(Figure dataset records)
::::
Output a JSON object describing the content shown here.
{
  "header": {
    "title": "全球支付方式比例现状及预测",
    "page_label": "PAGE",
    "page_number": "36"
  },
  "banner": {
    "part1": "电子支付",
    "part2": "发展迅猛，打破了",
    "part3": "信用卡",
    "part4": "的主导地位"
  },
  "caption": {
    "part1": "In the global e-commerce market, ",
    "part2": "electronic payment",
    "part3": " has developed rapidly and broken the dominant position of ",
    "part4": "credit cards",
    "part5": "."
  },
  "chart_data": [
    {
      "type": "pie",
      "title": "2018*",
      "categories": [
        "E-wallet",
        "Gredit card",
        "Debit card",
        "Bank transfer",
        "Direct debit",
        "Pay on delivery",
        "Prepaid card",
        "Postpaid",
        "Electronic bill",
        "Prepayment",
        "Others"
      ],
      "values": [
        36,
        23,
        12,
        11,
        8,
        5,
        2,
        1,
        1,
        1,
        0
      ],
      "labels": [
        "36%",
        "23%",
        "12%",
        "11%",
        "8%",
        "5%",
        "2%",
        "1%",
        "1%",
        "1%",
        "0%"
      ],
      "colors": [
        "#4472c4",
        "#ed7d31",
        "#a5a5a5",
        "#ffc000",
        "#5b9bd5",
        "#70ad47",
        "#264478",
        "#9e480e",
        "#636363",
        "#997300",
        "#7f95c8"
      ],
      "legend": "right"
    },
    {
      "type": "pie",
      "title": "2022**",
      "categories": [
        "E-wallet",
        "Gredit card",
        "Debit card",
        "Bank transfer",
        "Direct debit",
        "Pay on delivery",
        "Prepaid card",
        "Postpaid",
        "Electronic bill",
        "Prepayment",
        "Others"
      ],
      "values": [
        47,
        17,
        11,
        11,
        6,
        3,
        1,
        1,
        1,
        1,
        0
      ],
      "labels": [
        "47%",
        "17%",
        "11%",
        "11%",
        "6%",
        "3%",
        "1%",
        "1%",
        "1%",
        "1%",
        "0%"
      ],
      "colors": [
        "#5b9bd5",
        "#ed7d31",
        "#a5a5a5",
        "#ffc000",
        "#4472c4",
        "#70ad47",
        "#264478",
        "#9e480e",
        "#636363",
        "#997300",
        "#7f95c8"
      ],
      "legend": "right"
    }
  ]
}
::::
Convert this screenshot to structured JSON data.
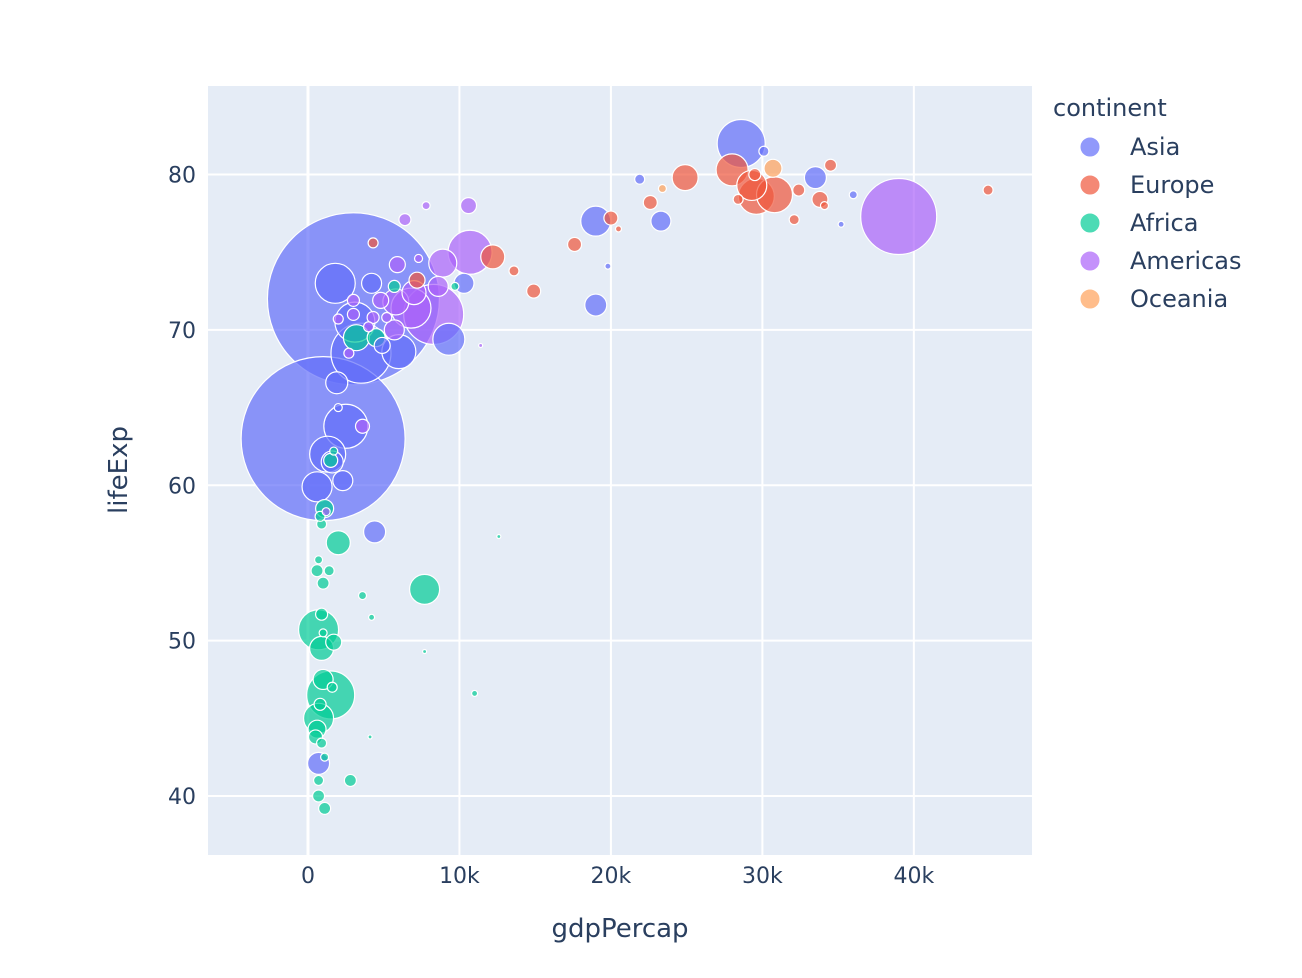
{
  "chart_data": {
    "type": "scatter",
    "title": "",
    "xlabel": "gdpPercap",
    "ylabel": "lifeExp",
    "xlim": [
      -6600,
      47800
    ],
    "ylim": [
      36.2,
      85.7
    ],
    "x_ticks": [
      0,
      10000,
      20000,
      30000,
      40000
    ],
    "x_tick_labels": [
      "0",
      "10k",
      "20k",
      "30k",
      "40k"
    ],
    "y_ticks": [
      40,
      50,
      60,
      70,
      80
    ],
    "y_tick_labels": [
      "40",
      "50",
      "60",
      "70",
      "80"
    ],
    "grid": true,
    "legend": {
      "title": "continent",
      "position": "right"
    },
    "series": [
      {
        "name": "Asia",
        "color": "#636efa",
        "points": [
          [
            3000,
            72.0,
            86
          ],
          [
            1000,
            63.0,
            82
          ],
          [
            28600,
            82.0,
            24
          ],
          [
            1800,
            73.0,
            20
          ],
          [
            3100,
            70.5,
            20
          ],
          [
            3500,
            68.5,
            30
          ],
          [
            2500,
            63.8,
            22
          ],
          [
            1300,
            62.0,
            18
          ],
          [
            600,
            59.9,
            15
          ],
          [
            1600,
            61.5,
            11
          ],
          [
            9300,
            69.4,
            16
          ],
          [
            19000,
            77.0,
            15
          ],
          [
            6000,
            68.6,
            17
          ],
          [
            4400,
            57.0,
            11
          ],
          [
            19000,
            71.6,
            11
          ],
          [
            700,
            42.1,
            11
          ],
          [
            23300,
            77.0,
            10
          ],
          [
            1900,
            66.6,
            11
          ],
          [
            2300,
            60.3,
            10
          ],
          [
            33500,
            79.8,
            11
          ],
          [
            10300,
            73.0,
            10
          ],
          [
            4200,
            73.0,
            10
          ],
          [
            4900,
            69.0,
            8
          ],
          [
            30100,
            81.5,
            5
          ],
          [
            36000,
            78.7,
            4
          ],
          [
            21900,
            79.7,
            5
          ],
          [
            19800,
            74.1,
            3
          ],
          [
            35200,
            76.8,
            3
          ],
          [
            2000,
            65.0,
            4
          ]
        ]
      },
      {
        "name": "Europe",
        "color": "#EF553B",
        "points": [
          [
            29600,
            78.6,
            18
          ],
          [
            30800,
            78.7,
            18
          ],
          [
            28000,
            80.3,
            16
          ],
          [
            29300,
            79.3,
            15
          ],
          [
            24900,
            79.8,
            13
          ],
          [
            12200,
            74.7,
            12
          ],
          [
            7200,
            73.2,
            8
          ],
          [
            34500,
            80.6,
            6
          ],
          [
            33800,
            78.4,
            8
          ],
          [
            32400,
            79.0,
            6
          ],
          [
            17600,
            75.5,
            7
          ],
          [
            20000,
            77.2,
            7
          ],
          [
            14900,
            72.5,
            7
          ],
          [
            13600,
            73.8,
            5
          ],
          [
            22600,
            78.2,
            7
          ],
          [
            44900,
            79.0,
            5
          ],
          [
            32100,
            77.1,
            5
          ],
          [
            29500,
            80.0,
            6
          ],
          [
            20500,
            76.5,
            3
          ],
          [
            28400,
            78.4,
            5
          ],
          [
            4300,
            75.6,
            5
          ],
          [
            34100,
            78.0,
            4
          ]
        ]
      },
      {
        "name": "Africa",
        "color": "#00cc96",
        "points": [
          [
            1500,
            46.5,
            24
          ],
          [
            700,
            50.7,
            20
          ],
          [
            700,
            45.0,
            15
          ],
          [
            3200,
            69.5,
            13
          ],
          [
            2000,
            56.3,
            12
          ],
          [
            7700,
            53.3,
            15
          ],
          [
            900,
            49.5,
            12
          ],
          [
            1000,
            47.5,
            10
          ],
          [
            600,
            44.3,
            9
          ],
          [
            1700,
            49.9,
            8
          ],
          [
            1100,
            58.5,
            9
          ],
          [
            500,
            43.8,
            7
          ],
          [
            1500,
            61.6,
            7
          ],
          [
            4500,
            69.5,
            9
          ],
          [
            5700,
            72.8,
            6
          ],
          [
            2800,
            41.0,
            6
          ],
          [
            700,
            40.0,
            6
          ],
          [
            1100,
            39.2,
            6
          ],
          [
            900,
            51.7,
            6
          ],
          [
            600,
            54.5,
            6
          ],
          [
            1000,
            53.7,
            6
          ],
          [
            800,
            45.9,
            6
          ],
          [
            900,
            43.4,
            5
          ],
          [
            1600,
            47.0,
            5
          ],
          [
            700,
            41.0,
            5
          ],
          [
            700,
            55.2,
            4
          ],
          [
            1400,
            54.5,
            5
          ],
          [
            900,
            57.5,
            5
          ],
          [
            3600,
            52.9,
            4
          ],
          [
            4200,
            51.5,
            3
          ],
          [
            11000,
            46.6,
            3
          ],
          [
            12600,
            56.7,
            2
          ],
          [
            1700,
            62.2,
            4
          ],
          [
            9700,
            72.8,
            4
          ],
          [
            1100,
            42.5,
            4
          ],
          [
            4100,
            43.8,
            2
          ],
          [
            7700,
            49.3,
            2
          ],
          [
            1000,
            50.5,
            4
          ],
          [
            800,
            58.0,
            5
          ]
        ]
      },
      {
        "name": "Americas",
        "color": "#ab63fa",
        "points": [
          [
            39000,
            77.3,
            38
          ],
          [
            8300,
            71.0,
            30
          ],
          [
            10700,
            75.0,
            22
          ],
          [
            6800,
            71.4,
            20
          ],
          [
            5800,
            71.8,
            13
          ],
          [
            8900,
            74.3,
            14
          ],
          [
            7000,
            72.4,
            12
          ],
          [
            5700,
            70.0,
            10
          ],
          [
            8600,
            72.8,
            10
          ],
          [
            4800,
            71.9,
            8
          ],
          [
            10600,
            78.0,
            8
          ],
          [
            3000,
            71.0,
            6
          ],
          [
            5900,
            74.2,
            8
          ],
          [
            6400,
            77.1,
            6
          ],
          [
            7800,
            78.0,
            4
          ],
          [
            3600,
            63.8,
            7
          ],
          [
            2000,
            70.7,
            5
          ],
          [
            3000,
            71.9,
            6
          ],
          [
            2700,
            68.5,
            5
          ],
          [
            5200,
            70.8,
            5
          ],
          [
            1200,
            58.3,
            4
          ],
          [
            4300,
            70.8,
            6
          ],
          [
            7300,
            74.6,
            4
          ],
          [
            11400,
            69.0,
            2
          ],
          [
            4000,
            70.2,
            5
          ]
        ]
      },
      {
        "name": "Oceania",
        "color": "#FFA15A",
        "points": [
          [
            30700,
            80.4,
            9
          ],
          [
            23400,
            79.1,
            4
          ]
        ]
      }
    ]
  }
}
::::
= Exercise description =
In the listing above, how many lines include the word "position"? Answer with the number and nothing more.

= Task answer =
2